**REQUIRED WORK**.
Every line that contains "dass" counts once; give the total number of such lines, with no other words.

— BEGIN ITEMS —

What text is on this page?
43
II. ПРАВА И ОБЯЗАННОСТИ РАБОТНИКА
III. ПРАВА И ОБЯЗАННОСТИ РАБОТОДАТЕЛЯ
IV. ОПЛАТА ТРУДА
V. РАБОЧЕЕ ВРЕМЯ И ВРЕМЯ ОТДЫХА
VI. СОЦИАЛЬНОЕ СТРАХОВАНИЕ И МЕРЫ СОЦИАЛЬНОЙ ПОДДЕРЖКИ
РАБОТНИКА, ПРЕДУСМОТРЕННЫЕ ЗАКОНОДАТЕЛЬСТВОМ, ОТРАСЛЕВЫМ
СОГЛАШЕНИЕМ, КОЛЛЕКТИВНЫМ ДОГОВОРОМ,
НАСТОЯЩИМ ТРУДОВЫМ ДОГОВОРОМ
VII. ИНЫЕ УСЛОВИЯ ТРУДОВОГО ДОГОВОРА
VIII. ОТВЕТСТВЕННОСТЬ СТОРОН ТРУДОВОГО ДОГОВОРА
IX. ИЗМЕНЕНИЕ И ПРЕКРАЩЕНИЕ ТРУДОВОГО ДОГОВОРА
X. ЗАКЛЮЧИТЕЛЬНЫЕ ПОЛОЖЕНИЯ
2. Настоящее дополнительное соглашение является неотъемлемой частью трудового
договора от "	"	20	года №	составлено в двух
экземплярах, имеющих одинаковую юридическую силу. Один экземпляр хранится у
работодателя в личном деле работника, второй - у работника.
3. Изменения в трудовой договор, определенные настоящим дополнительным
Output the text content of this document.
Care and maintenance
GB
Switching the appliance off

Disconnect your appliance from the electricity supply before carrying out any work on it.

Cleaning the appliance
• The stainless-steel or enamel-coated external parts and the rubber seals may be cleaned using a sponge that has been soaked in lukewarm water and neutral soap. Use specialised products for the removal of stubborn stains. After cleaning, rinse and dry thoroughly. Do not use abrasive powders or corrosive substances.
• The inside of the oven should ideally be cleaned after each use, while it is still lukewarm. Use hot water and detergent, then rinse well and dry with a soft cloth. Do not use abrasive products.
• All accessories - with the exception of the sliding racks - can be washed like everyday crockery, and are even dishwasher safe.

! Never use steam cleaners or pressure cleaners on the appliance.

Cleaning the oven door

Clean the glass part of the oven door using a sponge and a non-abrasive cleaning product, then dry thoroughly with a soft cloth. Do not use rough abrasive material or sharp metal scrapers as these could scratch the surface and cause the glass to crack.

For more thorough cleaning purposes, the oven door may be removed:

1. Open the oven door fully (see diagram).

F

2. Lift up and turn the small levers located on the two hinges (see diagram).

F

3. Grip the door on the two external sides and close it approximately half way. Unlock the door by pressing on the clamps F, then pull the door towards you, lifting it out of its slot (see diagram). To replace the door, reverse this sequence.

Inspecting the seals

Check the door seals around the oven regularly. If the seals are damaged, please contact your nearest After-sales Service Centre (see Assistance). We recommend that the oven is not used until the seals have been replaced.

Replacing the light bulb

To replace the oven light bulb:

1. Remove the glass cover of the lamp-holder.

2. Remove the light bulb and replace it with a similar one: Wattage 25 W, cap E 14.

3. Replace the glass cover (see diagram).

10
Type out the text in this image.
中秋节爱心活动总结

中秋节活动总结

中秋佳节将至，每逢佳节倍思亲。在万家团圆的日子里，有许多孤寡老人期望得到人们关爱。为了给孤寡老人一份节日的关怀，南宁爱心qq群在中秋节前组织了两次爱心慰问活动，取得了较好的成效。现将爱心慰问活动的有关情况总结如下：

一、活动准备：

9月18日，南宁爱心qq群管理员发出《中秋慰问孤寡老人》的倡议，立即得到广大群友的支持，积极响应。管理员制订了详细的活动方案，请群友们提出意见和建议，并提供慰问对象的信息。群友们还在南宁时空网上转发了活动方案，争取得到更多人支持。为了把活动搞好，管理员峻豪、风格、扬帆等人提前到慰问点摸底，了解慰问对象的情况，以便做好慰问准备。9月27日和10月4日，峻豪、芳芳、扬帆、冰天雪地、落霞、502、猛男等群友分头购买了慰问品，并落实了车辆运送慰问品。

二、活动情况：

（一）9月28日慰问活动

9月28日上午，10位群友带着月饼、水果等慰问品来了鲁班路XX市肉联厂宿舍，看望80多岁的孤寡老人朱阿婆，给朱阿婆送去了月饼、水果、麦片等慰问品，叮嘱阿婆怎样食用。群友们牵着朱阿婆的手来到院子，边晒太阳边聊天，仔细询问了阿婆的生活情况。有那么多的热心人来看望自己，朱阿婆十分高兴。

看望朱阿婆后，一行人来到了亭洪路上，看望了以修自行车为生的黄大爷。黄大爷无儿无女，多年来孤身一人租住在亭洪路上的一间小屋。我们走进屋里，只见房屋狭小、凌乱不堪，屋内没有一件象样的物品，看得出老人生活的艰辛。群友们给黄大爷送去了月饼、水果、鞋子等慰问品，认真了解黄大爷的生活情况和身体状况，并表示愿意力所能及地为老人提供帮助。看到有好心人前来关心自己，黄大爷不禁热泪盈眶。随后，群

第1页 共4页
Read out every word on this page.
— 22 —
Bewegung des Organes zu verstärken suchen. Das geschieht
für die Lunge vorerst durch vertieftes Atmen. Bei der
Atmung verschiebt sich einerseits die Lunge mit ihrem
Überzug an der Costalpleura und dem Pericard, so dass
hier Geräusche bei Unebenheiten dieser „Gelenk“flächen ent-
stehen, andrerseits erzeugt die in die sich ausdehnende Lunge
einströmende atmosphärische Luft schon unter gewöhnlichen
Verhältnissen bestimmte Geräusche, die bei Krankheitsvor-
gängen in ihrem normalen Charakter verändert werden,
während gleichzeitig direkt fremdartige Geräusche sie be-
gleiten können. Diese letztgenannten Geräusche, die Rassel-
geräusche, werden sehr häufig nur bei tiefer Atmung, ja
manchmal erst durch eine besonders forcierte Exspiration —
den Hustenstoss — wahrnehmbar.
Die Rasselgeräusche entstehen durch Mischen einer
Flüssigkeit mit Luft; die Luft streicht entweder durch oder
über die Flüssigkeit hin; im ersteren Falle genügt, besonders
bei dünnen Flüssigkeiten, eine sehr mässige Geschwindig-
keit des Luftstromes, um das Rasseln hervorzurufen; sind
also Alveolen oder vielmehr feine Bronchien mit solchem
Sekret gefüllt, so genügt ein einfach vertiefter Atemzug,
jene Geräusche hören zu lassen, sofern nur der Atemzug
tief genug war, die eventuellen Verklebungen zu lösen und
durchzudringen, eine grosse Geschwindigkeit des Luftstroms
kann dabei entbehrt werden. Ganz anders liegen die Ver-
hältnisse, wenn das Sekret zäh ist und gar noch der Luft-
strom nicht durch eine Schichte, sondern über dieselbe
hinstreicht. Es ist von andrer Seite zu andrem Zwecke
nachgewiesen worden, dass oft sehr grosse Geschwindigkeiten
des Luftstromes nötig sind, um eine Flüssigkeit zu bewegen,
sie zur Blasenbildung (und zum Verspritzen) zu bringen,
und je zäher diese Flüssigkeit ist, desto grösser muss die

— END ITEMS —

**WRITTEN ANSWER**.
2